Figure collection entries
┌──

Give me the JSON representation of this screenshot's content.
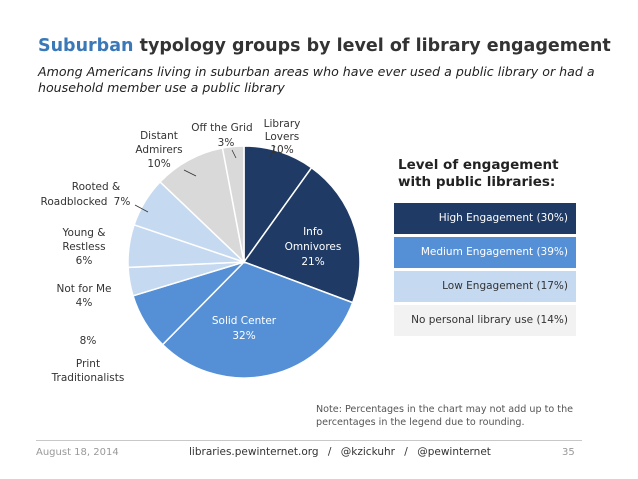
{
  "title_highlight": "Suburban",
  "title_rest": " typology groups by level of library engagement",
  "subtitle": "Among Americans living in suburban areas who have ever used a public library or had a household member use a public library",
  "chart_data": {
    "type": "pie",
    "slices": [
      {
        "label": "Library Lovers",
        "value": 10,
        "display": "10%",
        "group": "High Engagement",
        "color": "#1f3a64"
      },
      {
        "label": "Info Omnivores",
        "value": 21,
        "display": "21%",
        "group": "High Engagement",
        "color": "#1f3a64"
      },
      {
        "label": "Solid Center",
        "value": 32,
        "display": "32%",
        "group": "Medium Engagement",
        "color": "#5590d6"
      },
      {
        "label": "Print Traditionalists",
        "value": 8,
        "display": "8%",
        "group": "Medium Engagement",
        "color": "#5590d6"
      },
      {
        "label": "Not for Me",
        "value": 4,
        "display": "4%",
        "group": "Low Engagement",
        "color": "#c5d9f1"
      },
      {
        "label": "Young & Restless",
        "value": 6,
        "display": "6%",
        "group": "Low Engagement",
        "color": "#c5d9f1"
      },
      {
        "label": "Rooted & Roadblocked",
        "value": 7,
        "display": "7%",
        "group": "Low Engagement",
        "color": "#c5d9f1"
      },
      {
        "label": "Distant Admirers",
        "value": 10,
        "display": "10%",
        "group": "No personal library use",
        "color": "#d9d9d9"
      },
      {
        "label": "Off the Grid",
        "value": 3,
        "display": "3%",
        "group": "No personal library use",
        "color": "#d9d9d9"
      }
    ],
    "legend_title_1": "Level of engagement",
    "legend_title_2": "with public libraries:",
    "legend": [
      {
        "label": "High Engagement (30%)",
        "color": "#1f3a64",
        "text_color": "#ffffff"
      },
      {
        "label": "Medium Engagement (39%)",
        "color": "#5590d6",
        "text_color": "#ffffff"
      },
      {
        "label": "Low Engagement (17%)",
        "color": "#c5d9f1",
        "text_color": "#333333"
      },
      {
        "label": "No personal library use (14%)",
        "color": "#f2f2f2",
        "text_color": "#333333"
      }
    ]
  },
  "note": "Note: Percentages in the chart may not add up to the percentages in the legend due to rounding.",
  "footer": {
    "date": "August 18, 2014",
    "site": "libraries.pewinternet.org",
    "sep": "/",
    "handle1": "@kzickuhr",
    "handle2": "@pewinternet",
    "page": "35"
  }
}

└──

Each record above should be copied character for character, with pictures dropped.

== Complete answer ==
Give me the JSON representation of this screenshot's content.
{
  "title_highlight": "Suburban",
  "title_rest": " typology groups by level of library engagement",
  "subtitle": "Among Americans living in suburban areas who have ever used a public library or had a household member use a public library",
  "chart_data": {
    "type": "pie",
    "slices": [
      {
        "label": "Library Lovers",
        "value": 10,
        "display": "10%",
        "group": "High Engagement",
        "color": "#1f3a64"
      },
      {
        "label": "Info Omnivores",
        "value": 21,
        "display": "21%",
        "group": "High Engagement",
        "color": "#1f3a64"
      },
      {
        "label": "Solid Center",
        "value": 32,
        "display": "32%",
        "group": "Medium Engagement",
        "color": "#5590d6"
      },
      {
        "label": "Print Traditionalists",
        "value": 8,
        "display": "8%",
        "group": "Medium Engagement",
        "color": "#5590d6"
      },
      {
        "label": "Not for Me",
        "value": 4,
        "display": "4%",
        "group": "Low Engagement",
        "color": "#c5d9f1"
      },
      {
        "label": "Young & Restless",
        "value": 6,
        "display": "6%",
        "group": "Low Engagement",
        "color": "#c5d9f1"
      },
      {
        "label": "Rooted & Roadblocked",
        "value": 7,
        "display": "7%",
        "group": "Low Engagement",
        "color": "#c5d9f1"
      },
      {
        "label": "Distant Admirers",
        "value": 10,
        "display": "10%",
        "group": "No personal library use",
        "color": "#d9d9d9"
      },
      {
        "label": "Off the Grid",
        "value": 3,
        "display": "3%",
        "group": "No personal library use",
        "color": "#d9d9d9"
      }
    ],
    "legend_title_1": "Level of engagement",
    "legend_title_2": "with public libraries:",
    "legend": [
      {
        "label": "High Engagement (30%)",
        "color": "#1f3a64",
        "text_color": "#ffffff"
      },
      {
        "label": "Medium Engagement (39%)",
        "color": "#5590d6",
        "text_color": "#ffffff"
      },
      {
        "label": "Low Engagement (17%)",
        "color": "#c5d9f1",
        "text_color": "#333333"
      },
      {
        "label": "No personal library use (14%)",
        "color": "#f2f2f2",
        "text_color": "#333333"
      }
    ]
  },
  "note": "Note: Percentages in the chart may not add up to the percentages in the legend due to rounding.",
  "footer": {
    "date": "August 18, 2014",
    "site": "libraries.pewinternet.org",
    "sep": "/",
    "handle1": "@kzickuhr",
    "handle2": "@pewinternet",
    "page": "35"
  }
}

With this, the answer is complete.